#### Supplied data ####
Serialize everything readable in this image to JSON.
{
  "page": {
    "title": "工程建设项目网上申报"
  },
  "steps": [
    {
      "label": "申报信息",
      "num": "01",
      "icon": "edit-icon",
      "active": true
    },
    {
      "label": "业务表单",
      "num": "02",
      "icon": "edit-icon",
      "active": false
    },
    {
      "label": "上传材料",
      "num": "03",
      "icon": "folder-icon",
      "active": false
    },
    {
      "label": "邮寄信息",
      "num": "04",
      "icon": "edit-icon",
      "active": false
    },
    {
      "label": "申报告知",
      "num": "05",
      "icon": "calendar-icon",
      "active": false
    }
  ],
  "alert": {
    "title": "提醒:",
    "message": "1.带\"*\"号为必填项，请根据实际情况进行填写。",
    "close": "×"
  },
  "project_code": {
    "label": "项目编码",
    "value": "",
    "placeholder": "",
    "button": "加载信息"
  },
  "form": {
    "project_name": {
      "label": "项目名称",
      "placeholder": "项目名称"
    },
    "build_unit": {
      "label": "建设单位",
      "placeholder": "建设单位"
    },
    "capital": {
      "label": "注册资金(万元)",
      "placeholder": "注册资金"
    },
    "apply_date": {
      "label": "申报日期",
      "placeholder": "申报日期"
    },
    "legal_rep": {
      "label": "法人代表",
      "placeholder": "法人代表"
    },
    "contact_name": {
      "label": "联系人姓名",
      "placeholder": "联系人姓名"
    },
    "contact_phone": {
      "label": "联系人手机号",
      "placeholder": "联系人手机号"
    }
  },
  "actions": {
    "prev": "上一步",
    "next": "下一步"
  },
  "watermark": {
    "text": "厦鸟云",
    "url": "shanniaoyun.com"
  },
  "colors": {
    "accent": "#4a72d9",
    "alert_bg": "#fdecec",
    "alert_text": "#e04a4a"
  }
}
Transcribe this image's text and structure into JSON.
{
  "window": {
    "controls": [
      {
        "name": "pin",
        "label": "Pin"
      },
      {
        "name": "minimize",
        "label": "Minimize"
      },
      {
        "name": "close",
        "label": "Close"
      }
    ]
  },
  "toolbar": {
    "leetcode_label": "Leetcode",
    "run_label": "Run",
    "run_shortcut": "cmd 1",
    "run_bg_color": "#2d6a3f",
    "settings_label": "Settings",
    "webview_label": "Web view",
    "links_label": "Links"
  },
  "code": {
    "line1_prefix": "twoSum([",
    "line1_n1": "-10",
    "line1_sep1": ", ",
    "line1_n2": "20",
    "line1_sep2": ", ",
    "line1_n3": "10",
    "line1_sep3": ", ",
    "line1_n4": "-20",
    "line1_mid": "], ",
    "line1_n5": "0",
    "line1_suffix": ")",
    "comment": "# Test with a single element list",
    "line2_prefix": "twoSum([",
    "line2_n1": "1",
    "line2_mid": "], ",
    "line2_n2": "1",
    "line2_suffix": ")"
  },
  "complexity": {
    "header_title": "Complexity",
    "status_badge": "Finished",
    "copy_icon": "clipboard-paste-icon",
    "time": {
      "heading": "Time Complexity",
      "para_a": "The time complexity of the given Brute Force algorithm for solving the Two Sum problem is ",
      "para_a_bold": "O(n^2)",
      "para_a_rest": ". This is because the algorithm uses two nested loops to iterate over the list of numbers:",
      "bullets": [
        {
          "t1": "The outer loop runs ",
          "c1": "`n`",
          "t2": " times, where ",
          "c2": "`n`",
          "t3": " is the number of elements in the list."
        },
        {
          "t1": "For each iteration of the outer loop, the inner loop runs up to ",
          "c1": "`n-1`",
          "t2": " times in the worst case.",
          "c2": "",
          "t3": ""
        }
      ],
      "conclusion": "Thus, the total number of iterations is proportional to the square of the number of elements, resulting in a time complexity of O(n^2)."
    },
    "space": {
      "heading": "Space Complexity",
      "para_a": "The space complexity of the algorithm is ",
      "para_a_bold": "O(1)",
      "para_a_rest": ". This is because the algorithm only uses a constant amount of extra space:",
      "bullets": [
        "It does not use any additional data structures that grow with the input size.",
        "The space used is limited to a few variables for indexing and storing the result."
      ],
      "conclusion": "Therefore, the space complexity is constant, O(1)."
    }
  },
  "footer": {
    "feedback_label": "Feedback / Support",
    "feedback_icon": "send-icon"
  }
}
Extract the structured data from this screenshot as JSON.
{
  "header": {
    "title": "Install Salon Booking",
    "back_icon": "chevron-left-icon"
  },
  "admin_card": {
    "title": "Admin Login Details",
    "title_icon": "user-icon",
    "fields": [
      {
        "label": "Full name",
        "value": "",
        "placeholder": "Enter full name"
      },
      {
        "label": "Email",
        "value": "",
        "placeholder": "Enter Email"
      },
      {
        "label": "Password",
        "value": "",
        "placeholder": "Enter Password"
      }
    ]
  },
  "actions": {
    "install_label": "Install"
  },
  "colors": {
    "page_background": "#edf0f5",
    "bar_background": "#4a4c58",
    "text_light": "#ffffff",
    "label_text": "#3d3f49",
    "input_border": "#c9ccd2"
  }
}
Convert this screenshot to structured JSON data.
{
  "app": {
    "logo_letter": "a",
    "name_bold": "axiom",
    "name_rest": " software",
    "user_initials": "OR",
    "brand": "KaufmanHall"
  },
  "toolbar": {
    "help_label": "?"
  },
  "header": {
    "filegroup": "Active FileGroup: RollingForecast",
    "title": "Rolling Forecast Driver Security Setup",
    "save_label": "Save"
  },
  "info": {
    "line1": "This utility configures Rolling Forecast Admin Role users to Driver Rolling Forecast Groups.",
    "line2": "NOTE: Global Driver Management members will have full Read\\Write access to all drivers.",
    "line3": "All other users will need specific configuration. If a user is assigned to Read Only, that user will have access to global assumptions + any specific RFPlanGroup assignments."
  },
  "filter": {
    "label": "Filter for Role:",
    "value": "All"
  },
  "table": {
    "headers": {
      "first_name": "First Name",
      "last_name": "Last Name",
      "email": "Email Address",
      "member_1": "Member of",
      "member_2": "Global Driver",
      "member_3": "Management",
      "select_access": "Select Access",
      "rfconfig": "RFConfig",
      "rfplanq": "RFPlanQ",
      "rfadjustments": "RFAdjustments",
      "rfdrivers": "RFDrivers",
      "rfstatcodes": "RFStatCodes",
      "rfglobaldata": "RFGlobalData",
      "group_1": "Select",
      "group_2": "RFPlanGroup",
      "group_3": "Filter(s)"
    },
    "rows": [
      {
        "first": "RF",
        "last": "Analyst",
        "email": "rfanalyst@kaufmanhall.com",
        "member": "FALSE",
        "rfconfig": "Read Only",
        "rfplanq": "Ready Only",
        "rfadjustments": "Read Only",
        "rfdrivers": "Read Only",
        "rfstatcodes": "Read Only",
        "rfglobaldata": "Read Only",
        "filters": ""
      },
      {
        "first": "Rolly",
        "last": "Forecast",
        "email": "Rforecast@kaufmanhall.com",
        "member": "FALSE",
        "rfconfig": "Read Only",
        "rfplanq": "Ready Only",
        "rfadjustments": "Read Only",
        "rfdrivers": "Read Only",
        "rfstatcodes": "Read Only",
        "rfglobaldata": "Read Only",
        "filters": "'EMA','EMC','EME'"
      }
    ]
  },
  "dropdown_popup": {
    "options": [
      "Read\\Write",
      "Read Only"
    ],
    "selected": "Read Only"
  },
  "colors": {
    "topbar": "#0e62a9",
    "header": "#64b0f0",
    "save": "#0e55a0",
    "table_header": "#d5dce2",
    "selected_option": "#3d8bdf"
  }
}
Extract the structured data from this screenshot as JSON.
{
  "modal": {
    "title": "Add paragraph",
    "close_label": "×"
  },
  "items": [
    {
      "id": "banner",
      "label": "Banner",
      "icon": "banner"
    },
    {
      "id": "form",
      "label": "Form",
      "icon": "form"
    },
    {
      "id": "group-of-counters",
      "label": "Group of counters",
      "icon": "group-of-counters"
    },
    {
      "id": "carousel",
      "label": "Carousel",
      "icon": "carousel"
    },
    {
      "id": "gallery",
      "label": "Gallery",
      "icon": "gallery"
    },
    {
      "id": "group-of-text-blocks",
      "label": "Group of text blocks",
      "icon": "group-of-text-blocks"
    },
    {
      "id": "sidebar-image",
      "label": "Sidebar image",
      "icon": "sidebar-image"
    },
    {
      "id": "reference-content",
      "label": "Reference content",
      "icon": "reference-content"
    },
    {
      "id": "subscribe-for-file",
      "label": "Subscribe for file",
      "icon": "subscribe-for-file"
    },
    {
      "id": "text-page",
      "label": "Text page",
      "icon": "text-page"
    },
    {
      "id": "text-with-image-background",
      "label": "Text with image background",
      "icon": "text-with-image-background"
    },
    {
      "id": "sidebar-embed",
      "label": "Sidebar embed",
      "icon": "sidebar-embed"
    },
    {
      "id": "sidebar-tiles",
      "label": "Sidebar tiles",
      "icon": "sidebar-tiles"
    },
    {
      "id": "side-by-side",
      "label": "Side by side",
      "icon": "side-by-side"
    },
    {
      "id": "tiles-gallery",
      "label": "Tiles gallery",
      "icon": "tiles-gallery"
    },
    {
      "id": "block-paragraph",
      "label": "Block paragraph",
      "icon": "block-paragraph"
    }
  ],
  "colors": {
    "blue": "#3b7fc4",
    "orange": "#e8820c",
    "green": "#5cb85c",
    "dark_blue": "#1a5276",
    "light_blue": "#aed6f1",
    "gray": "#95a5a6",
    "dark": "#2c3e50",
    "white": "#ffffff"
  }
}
####
→ Challenge:
Show every line from the listing above in which the string "will" appears.

→ Output for this task:
    "line2": "NOTE: Global Driver Management members will have full Read\\Write access to all drivers.",
    "line3": "All other users will need specific configuration. If a user is assigned to Read Only, that user will have access to global assumptions + any specific RFPlanGroup assignments."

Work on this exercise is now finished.